PROBLEM
Copy out the data exactly, leaving the pictures behind.

Collected data
------------------------
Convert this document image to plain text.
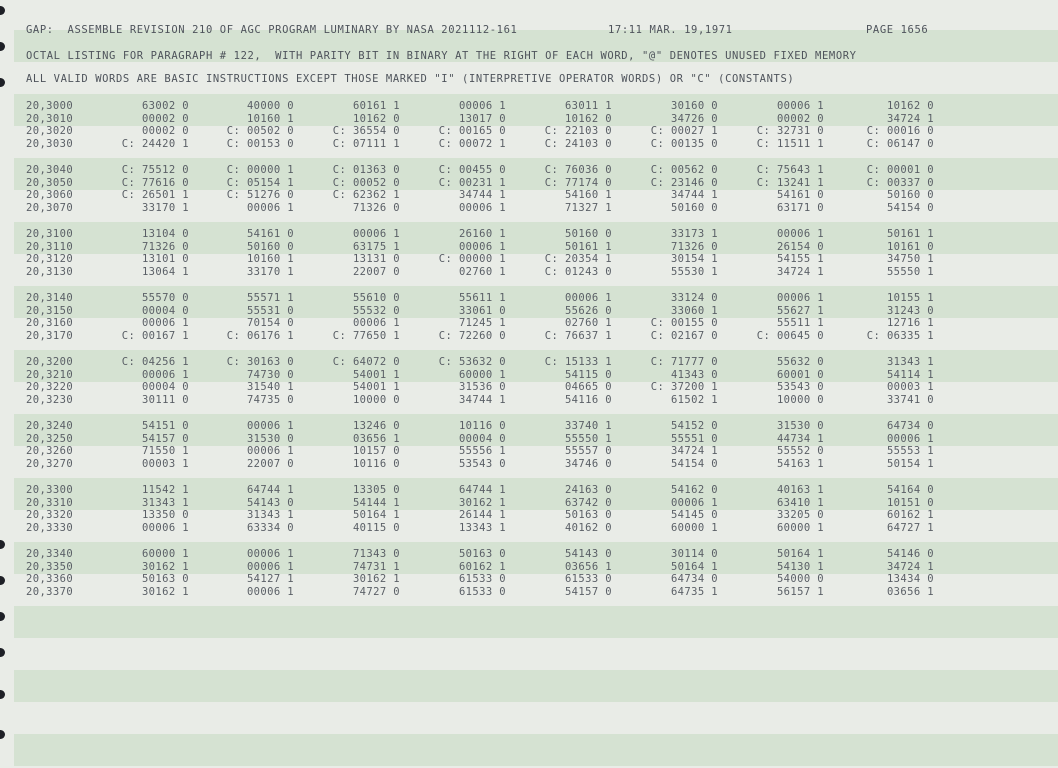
GAP:  ASSEMBLE REVISION 210 OF AGC PROGRAM LUMINARY BY NASA 2021112-161	17:11 MAR. 19,1971	PAGE 1656
OCTAL LISTING FOR PARAGRAPH # 122,  WITH PARITY BIT IN BINARY AT THE RIGHT OF EACH WORD, "@" DENOTES UNUSED FIXED MEMORY
ALL VALID WORDS ARE BASIC INSTRUCTIONS EXCEPT THOSE MARKED "I" (INTERPRETIVE OPERATOR WORDS) OR "C" (CONSTANTS)
20,3000	63002 0	40000 0	60161 1	00006 1	63011 1	30160 0	00006 1	10162 0
20,3010	00002 0	10160 1	10162 0	13017 0	10162 0	34726 0	00002 0	34724 1
20,3020	00002 0	C: 00502 0	C: 36554 0	C: 00165 0	C: 22103 0	C: 00027 1	C: 32731 0	C: 00016 0
20,3030	C: 24420 1	C: 00153 0	C: 07111 1	C: 00072 1	C: 24103 0	C: 00135 0	C: 11511 1	C: 06147 0
20,3040	C: 75512 0	C: 00000 1	C: 01363 0	C: 00455 0	C: 76036 0	C: 00562 0	C: 75643 1	C: 00001 0
20,3050	C: 77616 0	C: 05154 1	C: 00052 0	C: 00231 1	C: 77174 0	C: 23146 0	C: 13241 1	C: 00337 0
20,3060	C: 26501 1	C: 51276 0	C: 62362 1	34744 1	54160 1	34744 1	54161 0	50160 0
20,3070	33170 1	00006 1	71326 0	00006 1	71327 1	50160 0	63171 0	54154 0
20,3100	13104 0	54161 0	00006 1	26160 1	50160 0	33173 1	00006 1	50161 1
20,3110	71326 0	50160 0	63175 1	00006 1	50161 1	71326 0	26154 0	10161 0
20,3120	13101 0	10160 1	13131 0	C: 00000 1	C: 20354 1	30154 1	54155 1	34750 1
20,3130	13064 1	33170 1	22007 0	02760 1	C: 01243 0	55530 1	34724 1	55550 1
20,3140	55570 0	55571 1	55610 0	55611 1	00006 1	33124 0	00006 1	10155 1
20,3150	00004 0	55531 0	55532 0	33061 0	55626 0	33060 1	55627 1	31243 0
20,3160	00006 1	70154 0	00006 1	71245 1	02760 1	C: 00155 0	55511 1	12716 1
20,3170	C: 00167 1	C: 06176 1	C: 77650 1	C: 72260 0	C: 76637 1	C: 02167 0	C: 00645 0	C: 06335 1
20,3200	C: 04256 1	C: 30163 0	C: 64072 0	C: 53632 0	C: 15133 1	C: 71777 0	55632 0	31343 1
20,3210	00006 1	74730 0	54001 1	60000 1	54115 0	41343 0	60001 0	54114 1
20,3220	00004 0	31540 1	54001 1	31536 0	04665 0	C: 37200 1	53543 0	00003 1
20,3230	30111 0	74735 0	10000 0	34744 1	54116 0	61502 1	10000 0	33741 0
20,3240	54151 0	00006 1	13246 0	10116 0	33740 1	54152 0	31530 0	64734 0
20,3250	54157 0	31530 0	03656 1	00004 0	55550 1	55551 0	44734 1	00006 1
20,3260	71550 1	00006 1	10157 0	55556 1	55557 0	34724 1	55552 0	55553 1
20,3270	00003 1	22007 0	10116 0	53543 0	34746 0	54154 0	54163 1	50154 1
20,3300	11542 1	64744 1	13305 0	64744 1	24163 0	54162 0	40163 1	54164 0
20,3310	31343 1	54143 0	54144 1	30162 1	63742 0	00006 1	63410 1	10151 0
20,3320	13350 0	31343 1	50164 1	26144 1	50163 0	54145 0	33205 0	60162 1
20,3330	00006 1	63334 0	40115 0	13343 1	40162 0	60000 1	60000 1	64727 1
20,3340	60000 1	00006 1	71343 0	50163 0	54143 0	30114 0	50164 1	54146 0
20,3350	30162 1	00006 1	74731 1	60162 1	03656 1	50164 1	54130 1	34724 1
20,3360	50163 0	54127 1	30162 1	61533 0	61533 0	64734 0	54000 0	13434 0
20,3370	30162 1	00006 1	74727 0	61533 0	54157 0	64735 1	56157 1	03656 1
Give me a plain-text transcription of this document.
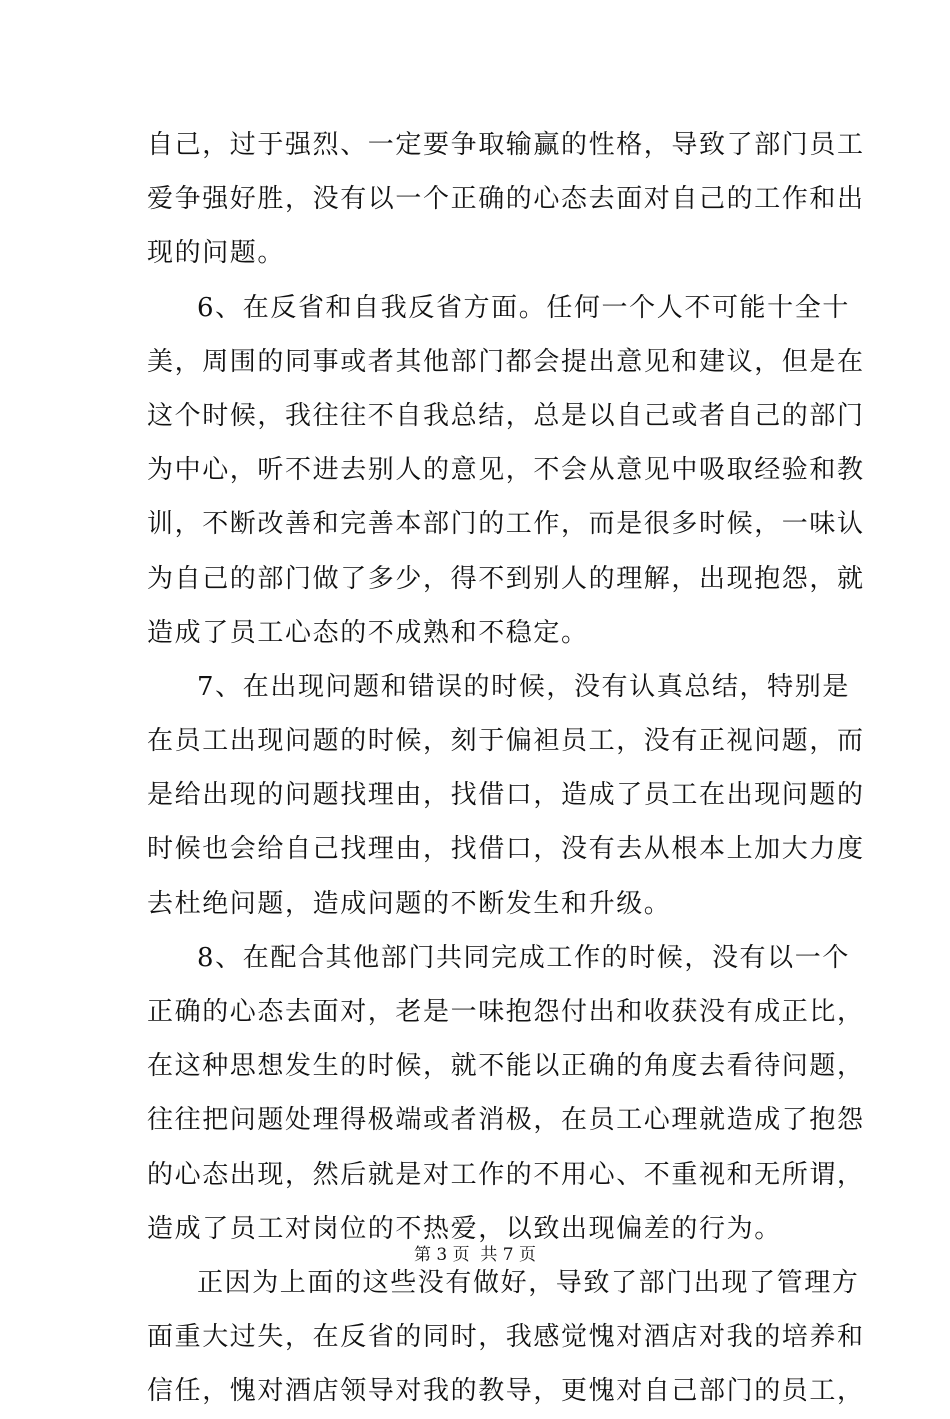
自己，过于强烈、一定要争取输赢的性格，导致了部门员工
爱争强好胜，没有以一个正确的心态去面对自己的工作和出
现的问题。
6、在反省和自我反省方面。任何一个人不可能十全十
美，周围的同事或者其他部门都会提出意见和建议，但是在
这个时候，我往往不自我总结，总是以自己或者自己的部门
为中心，听不进去别人的意见，不会从意见中吸取经验和教
训，不断改善和完善本部门的工作，而是很多时候，一味认
为自己的部门做了多少，得不到别人的理解，出现抱怨，就
造成了员工心态的不成熟和不稳定。
7、在出现问题和错误的时候，没有认真总结，特别是
在员工出现问题的时候，刻于偏袒员工，没有正视问题，而
是给出现的问题找理由，找借口，造成了员工在出现问题的
时候也会给自己找理由，找借口，没有去从根本上加大力度
去杜绝问题，造成问题的不断发生和升级。
8、在配合其他部门共同完成工作的时候，没有以一个
正确的心态去面对，老是一味抱怨付出和收获没有成正比，
在这种思想发生的时候，就不能以正确的角度去看待问题，
往往把问题处理得极端或者消极，在员工心理就造成了抱怨
的心态出现，然后就是对工作的不用心、不重视和无所谓，
造成了员工对岗位的不热爱，以致出现偏差的行为。
正因为上面的这些没有做好，导致了部门出现了管理方
面重大过失，在反省的同时，我感觉愧对酒店对我的培养和
信任，愧对酒店领导对我的教导，更愧对自己部门的员工，
第 3 页  共 7 页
------------------------
EXERCISE OUTPUT
Convert this document image to plain text.
GAP:  ASSEMBLE REVISION 210 OF AGC PROGRAM LUMINARY BY NASA 2021112-161	17:11 MAR. 19,1971	PAGE 1656
OCTAL LISTING FOR PARAGRAPH # 122,  WITH PARITY BIT IN BINARY AT THE RIGHT OF EACH WORD, "@" DENOTES UNUSED FIXED MEMORY
ALL VALID WORDS ARE BASIC INSTRUCTIONS EXCEPT THOSE MARKED "I" (INTERPRETIVE OPERATOR WORDS) OR "C" (CONSTANTS)
20,3000	63002 0	40000 0	60161 1	00006 1	63011 1	30160 0	00006 1	10162 0
20,3010	00002 0	10160 1	10162 0	13017 0	10162 0	34726 0	00002 0	34724 1
20,3020	00002 0	C: 00502 0	C: 36554 0	C: 00165 0	C: 22103 0	C: 00027 1	C: 32731 0	C: 00016 0
20,3030	C: 24420 1	C: 00153 0	C: 07111 1	C: 00072 1	C: 24103 0	C: 00135 0	C: 11511 1	C: 06147 0
20,3040	C: 75512 0	C: 00000 1	C: 01363 0	C: 00455 0	C: 76036 0	C: 00562 0	C: 75643 1	C: 00001 0
20,3050	C: 77616 0	C: 05154 1	C: 00052 0	C: 00231 1	C: 77174 0	C: 23146 0	C: 13241 1	C: 00337 0
20,3060	C: 26501 1	C: 51276 0	C: 62362 1	34744 1	54160 1	34744 1	54161 0	50160 0
20,3070	33170 1	00006 1	71326 0	00006 1	71327 1	50160 0	63171 0	54154 0
20,3100	13104 0	54161 0	00006 1	26160 1	50160 0	33173 1	00006 1	50161 1
20,3110	71326 0	50160 0	63175 1	00006 1	50161 1	71326 0	26154 0	10161 0
20,3120	13101 0	10160 1	13131 0	C: 00000 1	C: 20354 1	30154 1	54155 1	34750 1
20,3130	13064 1	33170 1	22007 0	02760 1	C: 01243 0	55530 1	34724 1	55550 1
20,3140	55570 0	55571 1	55610 0	55611 1	00006 1	33124 0	00006 1	10155 1
20,3150	00004 0	55531 0	55532 0	33061 0	55626 0	33060 1	55627 1	31243 0
20,3160	00006 1	70154 0	00006 1	71245 1	02760 1	C: 00155 0	55511 1	12716 1
20,3170	C: 00167 1	C: 06176 1	C: 77650 1	C: 72260 0	C: 76637 1	C: 02167 0	C: 00645 0	C: 06335 1
20,3200	C: 04256 1	C: 30163 0	C: 64072 0	C: 53632 0	C: 15133 1	C: 71777 0	55632 0	31343 1
20,3210	00006 1	74730 0	54001 1	60000 1	54115 0	41343 0	60001 0	54114 1
20,3220	00004 0	31540 1	54001 1	31536 0	04665 0	C: 37200 1	53543 0	00003 1
20,3230	30111 0	74735 0	10000 0	34744 1	54116 0	61502 1	10000 0	33741 0
20,3240	54151 0	00006 1	13246 0	10116 0	33740 1	54152 0	31530 0	64734 0
20,3250	54157 0	31530 0	03656 1	00004 0	55550 1	55551 0	44734 1	00006 1
20,3260	71550 1	00006 1	10157 0	55556 1	55557 0	34724 1	55552 0	55553 1
20,3270	00003 1	22007 0	10116 0	53543 0	34746 0	54154 0	54163 1	50154 1
20,3300	11542 1	64744 1	13305 0	64744 1	24163 0	54162 0	40163 1	54164 0
20,3310	31343 1	54143 0	54144 1	30162 1	63742 0	00006 1	63410 1	10151 0
20,3320	13350 0	31343 1	50164 1	26144 1	50163 0	54145 0	33205 0	60162 1
20,3330	00006 1	63334 0	40115 0	13343 1	40162 0	60000 1	60000 1	64727 1
20,3340	60000 1	00006 1	71343 0	50163 0	54143 0	30114 0	50164 1	54146 0
20,3350	30162 1	00006 1	74731 1	60162 1	03656 1	50164 1	54130 1	34724 1
20,3360	50163 0	54127 1	30162 1	61533 0	61533 0	64734 0	54000 0	13434 0
20,3370	30162 1	00006 1	74727 0	61533 0	54157 0	64735 1	56157 1	03656 1
Give me a plain-text transcription of this document.
自己，过于强烈、一定要争取输赢的性格，导致了部门员工
爱争强好胜，没有以一个正确的心态去面对自己的工作和出
现的问题。
6、在反省和自我反省方面。任何一个人不可能十全十
美，周围的同事或者其他部门都会提出意见和建议，但是在
这个时候，我往往不自我总结，总是以自己或者自己的部门
为中心，听不进去别人的意见，不会从意见中吸取经验和教
训，不断改善和完善本部门的工作，而是很多时候，一味认
为自己的部门做了多少，得不到别人的理解，出现抱怨，就
造成了员工心态的不成熟和不稳定。
7、在出现问题和错误的时候，没有认真总结，特别是
在员工出现问题的时候，刻于偏袒员工，没有正视问题，而
是给出现的问题找理由，找借口，造成了员工在出现问题的
时候也会给自己找理由，找借口，没有去从根本上加大力度
去杜绝问题，造成问题的不断发生和升级。
8、在配合其他部门共同完成工作的时候，没有以一个
正确的心态去面对，老是一味抱怨付出和收获没有成正比，
在这种思想发生的时候，就不能以正确的角度去看待问题，
往往把问题处理得极端或者消极，在员工心理就造成了抱怨
的心态出现，然后就是对工作的不用心、不重视和无所谓，
造成了员工对岗位的不热爱，以致出现偏差的行为。
正因为上面的这些没有做好，导致了部门出现了管理方
面重大过失，在反省的同时，我感觉愧对酒店对我的培养和
信任，愧对酒店领导对我的教导，更愧对自己部门的员工，
第 3 页  共 7 页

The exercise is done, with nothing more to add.